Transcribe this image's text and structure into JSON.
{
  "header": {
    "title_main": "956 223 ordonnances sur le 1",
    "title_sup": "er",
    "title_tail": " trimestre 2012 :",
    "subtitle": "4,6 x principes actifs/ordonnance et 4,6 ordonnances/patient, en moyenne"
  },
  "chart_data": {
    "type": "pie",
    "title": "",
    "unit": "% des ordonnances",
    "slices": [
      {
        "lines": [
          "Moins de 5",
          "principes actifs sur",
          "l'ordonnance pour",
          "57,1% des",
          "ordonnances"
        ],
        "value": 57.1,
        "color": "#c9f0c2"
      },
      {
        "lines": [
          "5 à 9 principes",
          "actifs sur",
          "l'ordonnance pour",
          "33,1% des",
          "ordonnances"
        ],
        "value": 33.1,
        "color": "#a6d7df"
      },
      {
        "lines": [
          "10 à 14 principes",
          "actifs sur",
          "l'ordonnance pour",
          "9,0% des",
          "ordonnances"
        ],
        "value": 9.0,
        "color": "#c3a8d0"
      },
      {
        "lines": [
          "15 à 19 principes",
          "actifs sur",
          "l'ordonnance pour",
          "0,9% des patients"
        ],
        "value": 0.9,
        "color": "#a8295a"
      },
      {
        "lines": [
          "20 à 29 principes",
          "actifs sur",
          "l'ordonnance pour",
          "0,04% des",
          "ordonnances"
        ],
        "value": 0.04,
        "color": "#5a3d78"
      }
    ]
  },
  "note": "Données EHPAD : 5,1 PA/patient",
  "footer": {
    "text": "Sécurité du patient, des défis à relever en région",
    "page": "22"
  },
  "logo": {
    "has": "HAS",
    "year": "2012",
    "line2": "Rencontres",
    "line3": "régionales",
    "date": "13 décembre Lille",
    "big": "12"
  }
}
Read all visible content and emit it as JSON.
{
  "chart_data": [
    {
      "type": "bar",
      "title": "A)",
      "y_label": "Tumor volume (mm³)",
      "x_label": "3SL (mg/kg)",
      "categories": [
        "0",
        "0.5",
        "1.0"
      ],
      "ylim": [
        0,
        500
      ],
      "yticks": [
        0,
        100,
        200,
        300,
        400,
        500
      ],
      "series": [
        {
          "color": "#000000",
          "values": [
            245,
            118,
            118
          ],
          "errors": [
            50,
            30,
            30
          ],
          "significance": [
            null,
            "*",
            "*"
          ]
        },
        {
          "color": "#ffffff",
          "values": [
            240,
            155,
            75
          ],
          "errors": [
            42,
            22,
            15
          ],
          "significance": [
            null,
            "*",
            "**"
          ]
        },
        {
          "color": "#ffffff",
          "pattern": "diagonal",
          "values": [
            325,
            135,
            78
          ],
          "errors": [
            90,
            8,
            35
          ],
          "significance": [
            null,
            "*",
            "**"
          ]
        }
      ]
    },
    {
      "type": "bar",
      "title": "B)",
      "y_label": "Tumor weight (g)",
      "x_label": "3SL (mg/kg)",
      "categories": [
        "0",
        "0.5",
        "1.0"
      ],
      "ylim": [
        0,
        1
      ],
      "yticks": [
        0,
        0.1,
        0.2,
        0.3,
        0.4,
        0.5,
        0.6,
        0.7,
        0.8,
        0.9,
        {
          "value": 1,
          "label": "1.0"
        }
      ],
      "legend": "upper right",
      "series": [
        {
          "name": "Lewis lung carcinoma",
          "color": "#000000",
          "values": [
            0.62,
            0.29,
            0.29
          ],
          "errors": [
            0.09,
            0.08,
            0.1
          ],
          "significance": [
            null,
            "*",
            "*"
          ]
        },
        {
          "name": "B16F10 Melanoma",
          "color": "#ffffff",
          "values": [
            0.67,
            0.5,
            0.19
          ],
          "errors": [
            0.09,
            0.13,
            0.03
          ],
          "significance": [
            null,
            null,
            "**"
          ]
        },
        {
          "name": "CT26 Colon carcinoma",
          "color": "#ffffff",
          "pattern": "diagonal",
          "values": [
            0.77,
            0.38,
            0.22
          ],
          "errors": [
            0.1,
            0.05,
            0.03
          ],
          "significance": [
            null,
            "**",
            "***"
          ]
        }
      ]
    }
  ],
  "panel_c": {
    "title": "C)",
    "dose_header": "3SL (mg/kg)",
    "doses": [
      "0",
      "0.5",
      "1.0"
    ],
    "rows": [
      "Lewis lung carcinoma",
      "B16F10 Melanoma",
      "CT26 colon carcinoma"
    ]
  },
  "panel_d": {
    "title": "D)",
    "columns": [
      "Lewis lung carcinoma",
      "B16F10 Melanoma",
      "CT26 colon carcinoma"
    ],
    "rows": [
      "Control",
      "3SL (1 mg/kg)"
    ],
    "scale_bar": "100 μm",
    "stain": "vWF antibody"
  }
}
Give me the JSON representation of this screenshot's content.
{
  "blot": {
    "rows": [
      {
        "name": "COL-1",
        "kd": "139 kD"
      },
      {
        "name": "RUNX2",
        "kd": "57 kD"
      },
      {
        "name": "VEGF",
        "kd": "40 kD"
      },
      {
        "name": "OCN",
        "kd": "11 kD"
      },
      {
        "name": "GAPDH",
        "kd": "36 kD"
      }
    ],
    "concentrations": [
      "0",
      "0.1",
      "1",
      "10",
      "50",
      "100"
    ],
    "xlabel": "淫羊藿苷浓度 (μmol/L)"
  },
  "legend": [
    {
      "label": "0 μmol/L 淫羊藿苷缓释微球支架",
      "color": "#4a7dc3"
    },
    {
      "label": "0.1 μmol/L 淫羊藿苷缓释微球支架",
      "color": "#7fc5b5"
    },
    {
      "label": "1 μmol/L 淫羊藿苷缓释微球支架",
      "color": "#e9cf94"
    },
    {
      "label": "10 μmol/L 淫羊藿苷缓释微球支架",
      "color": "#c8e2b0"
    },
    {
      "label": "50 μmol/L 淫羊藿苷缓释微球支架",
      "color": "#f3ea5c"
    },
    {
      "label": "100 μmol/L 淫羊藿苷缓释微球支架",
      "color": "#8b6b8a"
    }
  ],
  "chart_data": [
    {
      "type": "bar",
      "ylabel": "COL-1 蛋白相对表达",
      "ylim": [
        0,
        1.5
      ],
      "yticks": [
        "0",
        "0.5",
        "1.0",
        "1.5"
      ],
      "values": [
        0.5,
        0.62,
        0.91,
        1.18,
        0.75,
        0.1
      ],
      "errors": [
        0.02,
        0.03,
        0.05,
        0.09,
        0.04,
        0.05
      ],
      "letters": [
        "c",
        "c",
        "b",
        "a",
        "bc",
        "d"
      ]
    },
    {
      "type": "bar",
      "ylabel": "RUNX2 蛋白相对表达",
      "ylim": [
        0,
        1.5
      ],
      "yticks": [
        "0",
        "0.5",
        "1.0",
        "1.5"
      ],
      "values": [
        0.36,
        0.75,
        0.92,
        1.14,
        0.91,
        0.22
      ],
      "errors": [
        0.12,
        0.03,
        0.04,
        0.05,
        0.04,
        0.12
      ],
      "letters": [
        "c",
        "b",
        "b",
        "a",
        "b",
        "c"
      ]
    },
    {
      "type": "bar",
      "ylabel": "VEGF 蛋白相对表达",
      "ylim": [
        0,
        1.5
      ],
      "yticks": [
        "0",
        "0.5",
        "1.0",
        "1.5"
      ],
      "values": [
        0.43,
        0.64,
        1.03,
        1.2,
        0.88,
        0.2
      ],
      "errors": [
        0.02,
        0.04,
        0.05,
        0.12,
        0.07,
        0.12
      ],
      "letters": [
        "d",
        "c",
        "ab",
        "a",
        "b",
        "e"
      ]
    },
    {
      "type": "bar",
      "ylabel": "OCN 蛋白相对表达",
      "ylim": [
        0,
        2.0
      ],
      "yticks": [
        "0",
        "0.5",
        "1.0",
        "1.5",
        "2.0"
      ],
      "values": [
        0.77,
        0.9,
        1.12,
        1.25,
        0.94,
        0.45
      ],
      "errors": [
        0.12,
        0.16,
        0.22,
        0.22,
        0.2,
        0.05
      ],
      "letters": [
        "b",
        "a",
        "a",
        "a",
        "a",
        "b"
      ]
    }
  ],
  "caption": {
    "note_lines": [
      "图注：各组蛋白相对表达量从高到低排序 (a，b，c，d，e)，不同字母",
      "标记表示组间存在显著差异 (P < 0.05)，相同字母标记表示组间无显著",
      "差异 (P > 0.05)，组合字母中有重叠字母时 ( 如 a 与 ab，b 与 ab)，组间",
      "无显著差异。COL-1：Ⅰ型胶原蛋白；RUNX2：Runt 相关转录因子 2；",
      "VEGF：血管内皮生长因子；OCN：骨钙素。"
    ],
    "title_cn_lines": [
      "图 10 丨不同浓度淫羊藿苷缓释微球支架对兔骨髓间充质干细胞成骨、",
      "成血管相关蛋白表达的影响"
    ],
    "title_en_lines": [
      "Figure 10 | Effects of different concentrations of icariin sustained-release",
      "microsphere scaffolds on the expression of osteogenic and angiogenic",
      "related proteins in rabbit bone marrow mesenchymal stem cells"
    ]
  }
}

○ ○ ○ ○

> **Instructions to follow**
Wherever "VEGF" occurs in the entries above, copy the line it sits on.

> **Reply**
        "name": "VEGF",
      "ylabel": "VEGF 蛋白相对表达",
      "VEGF：血管内皮生长因子；OCN：骨钙素。"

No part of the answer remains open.